Task statement:
Make an exact copy of the entries below with the pictures removed.
-- Provided entries start --
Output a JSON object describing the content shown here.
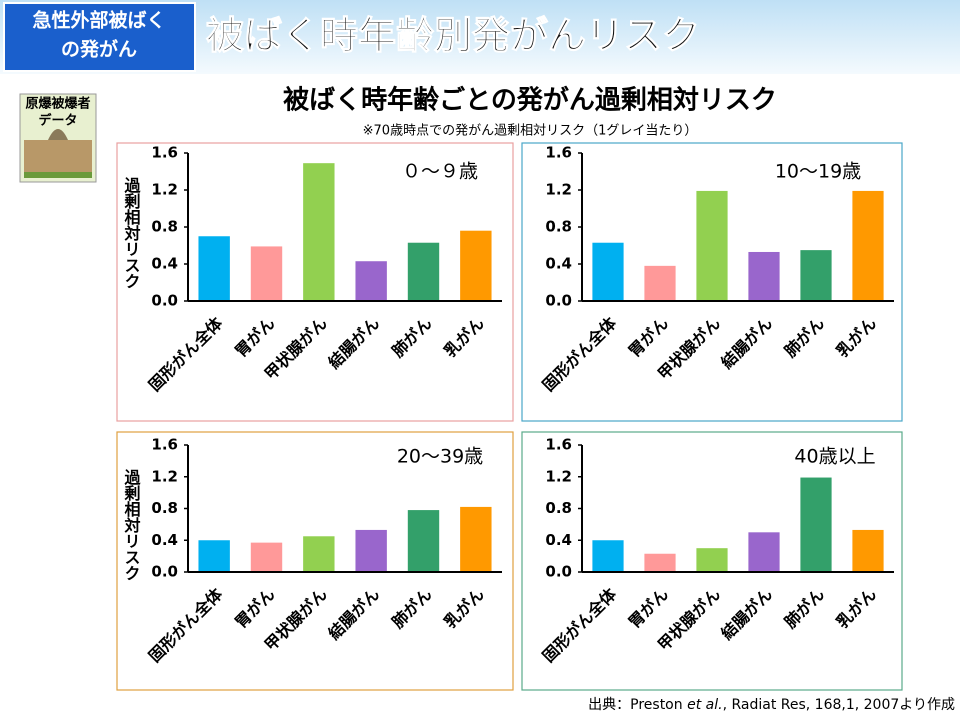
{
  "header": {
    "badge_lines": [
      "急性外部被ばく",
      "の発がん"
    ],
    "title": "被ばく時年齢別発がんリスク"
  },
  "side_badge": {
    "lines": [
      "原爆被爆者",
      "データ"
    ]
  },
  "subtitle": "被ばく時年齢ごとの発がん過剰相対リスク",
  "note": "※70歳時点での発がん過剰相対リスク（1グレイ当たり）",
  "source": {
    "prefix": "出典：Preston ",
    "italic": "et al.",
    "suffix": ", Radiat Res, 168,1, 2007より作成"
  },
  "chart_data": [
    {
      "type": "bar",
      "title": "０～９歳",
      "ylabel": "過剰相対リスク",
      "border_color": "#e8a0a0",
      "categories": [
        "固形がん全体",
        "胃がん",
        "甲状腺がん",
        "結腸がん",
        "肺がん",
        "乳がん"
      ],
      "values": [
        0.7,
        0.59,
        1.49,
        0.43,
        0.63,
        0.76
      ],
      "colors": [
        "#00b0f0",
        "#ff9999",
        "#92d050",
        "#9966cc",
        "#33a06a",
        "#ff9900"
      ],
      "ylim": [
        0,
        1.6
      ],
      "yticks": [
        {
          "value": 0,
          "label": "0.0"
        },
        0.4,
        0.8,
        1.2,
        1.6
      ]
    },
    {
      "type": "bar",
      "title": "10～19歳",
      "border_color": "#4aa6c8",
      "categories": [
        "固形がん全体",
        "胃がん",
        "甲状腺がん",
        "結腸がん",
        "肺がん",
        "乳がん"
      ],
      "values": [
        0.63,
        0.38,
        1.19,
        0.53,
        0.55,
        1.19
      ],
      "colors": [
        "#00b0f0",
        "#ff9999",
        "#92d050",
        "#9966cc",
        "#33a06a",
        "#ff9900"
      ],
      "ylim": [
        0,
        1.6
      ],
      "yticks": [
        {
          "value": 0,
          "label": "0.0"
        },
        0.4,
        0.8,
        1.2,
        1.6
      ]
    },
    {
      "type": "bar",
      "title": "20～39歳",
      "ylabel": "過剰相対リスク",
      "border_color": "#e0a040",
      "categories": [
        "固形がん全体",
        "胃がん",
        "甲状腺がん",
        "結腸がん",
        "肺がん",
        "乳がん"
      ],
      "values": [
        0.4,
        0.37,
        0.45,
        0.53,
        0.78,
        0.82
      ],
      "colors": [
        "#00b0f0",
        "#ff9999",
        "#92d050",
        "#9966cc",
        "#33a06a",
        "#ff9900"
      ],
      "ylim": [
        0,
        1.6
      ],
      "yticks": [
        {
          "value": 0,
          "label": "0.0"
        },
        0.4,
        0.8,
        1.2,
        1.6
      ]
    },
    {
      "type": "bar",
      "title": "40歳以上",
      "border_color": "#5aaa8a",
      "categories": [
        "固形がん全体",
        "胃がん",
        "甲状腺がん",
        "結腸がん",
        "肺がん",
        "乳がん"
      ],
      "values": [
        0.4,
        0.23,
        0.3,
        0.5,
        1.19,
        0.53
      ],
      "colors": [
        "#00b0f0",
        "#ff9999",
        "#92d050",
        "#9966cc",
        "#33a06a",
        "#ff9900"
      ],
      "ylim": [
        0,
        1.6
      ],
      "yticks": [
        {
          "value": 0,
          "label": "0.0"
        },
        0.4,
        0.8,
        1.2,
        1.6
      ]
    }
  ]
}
-- Provided entries end --
Output for this task:
Output a JSON object describing the content shown here.
{
  "header": {
    "badge_lines": [
      "急性外部被ばく",
      "の発がん"
    ],
    "title": "被ばく時年齢別発がんリスク"
  },
  "side_badge": {
    "lines": [
      "原爆被爆者",
      "データ"
    ]
  },
  "subtitle": "被ばく時年齢ごとの発がん過剰相対リスク",
  "note": "※70歳時点での発がん過剰相対リスク（1グレイ当たり）",
  "source": {
    "prefix": "出典：Preston ",
    "italic": "et al.",
    "suffix": ", Radiat Res, 168,1, 2007より作成"
  },
  "chart_data": [
    {
      "type": "bar",
      "title": "０～９歳",
      "ylabel": "過剰相対リスク",
      "border_color": "#e8a0a0",
      "categories": [
        "固形がん全体",
        "胃がん",
        "甲状腺がん",
        "結腸がん",
        "肺がん",
        "乳がん"
      ],
      "values": [
        0.7,
        0.59,
        1.49,
        0.43,
        0.63,
        0.76
      ],
      "colors": [
        "#00b0f0",
        "#ff9999",
        "#92d050",
        "#9966cc",
        "#33a06a",
        "#ff9900"
      ],
      "ylim": [
        0,
        1.6
      ],
      "yticks": [
        {
          "value": 0,
          "label": "0.0"
        },
        0.4,
        0.8,
        1.2,
        1.6
      ]
    },
    {
      "type": "bar",
      "title": "10～19歳",
      "border_color": "#4aa6c8",
      "categories": [
        "固形がん全体",
        "胃がん",
        "甲状腺がん",
        "結腸がん",
        "肺がん",
        "乳がん"
      ],
      "values": [
        0.63,
        0.38,
        1.19,
        0.53,
        0.55,
        1.19
      ],
      "colors": [
        "#00b0f0",
        "#ff9999",
        "#92d050",
        "#9966cc",
        "#33a06a",
        "#ff9900"
      ],
      "ylim": [
        0,
        1.6
      ],
      "yticks": [
        {
          "value": 0,
          "label": "0.0"
        },
        0.4,
        0.8,
        1.2,
        1.6
      ]
    },
    {
      "type": "bar",
      "title": "20～39歳",
      "ylabel": "過剰相対リスク",
      "border_color": "#e0a040",
      "categories": [
        "固形がん全体",
        "胃がん",
        "甲状腺がん",
        "結腸がん",
        "肺がん",
        "乳がん"
      ],
      "values": [
        0.4,
        0.37,
        0.45,
        0.53,
        0.78,
        0.82
      ],
      "colors": [
        "#00b0f0",
        "#ff9999",
        "#92d050",
        "#9966cc",
        "#33a06a",
        "#ff9900"
      ],
      "ylim": [
        0,
        1.6
      ],
      "yticks": [
        {
          "value": 0,
          "label": "0.0"
        },
        0.4,
        0.8,
        1.2,
        1.6
      ]
    },
    {
      "type": "bar",
      "title": "40歳以上",
      "border_color": "#5aaa8a",
      "categories": [
        "固形がん全体",
        "胃がん",
        "甲状腺がん",
        "結腸がん",
        "肺がん",
        "乳がん"
      ],
      "values": [
        0.4,
        0.23,
        0.3,
        0.5,
        1.19,
        0.53
      ],
      "colors": [
        "#00b0f0",
        "#ff9999",
        "#92d050",
        "#9966cc",
        "#33a06a",
        "#ff9900"
      ],
      "ylim": [
        0,
        1.6
      ],
      "yticks": [
        {
          "value": 0,
          "label": "0.0"
        },
        0.4,
        0.8,
        1.2,
        1.6
      ]
    }
  ]
}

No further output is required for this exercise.